▶ [Task requirements]: Each line that holds the string "data" counts once; say how many such lines there are and add nothing.

[begin Material for the task]

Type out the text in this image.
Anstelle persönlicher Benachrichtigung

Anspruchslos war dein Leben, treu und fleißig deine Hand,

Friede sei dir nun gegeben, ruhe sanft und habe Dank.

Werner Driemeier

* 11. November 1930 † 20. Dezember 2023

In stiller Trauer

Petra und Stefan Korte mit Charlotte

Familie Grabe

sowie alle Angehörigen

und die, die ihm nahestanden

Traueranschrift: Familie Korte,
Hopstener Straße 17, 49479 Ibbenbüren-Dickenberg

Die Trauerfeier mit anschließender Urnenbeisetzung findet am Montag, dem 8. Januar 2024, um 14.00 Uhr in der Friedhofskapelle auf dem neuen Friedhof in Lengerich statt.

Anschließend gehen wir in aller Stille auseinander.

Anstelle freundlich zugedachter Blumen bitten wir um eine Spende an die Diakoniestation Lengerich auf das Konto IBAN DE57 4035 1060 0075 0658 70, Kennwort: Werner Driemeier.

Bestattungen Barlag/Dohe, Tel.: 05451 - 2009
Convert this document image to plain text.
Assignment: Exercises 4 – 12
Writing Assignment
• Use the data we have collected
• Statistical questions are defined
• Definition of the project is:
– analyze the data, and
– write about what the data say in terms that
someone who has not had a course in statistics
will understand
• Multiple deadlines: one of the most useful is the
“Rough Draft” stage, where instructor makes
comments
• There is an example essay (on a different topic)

[end Material for the task]

▶ [Written answer]: 3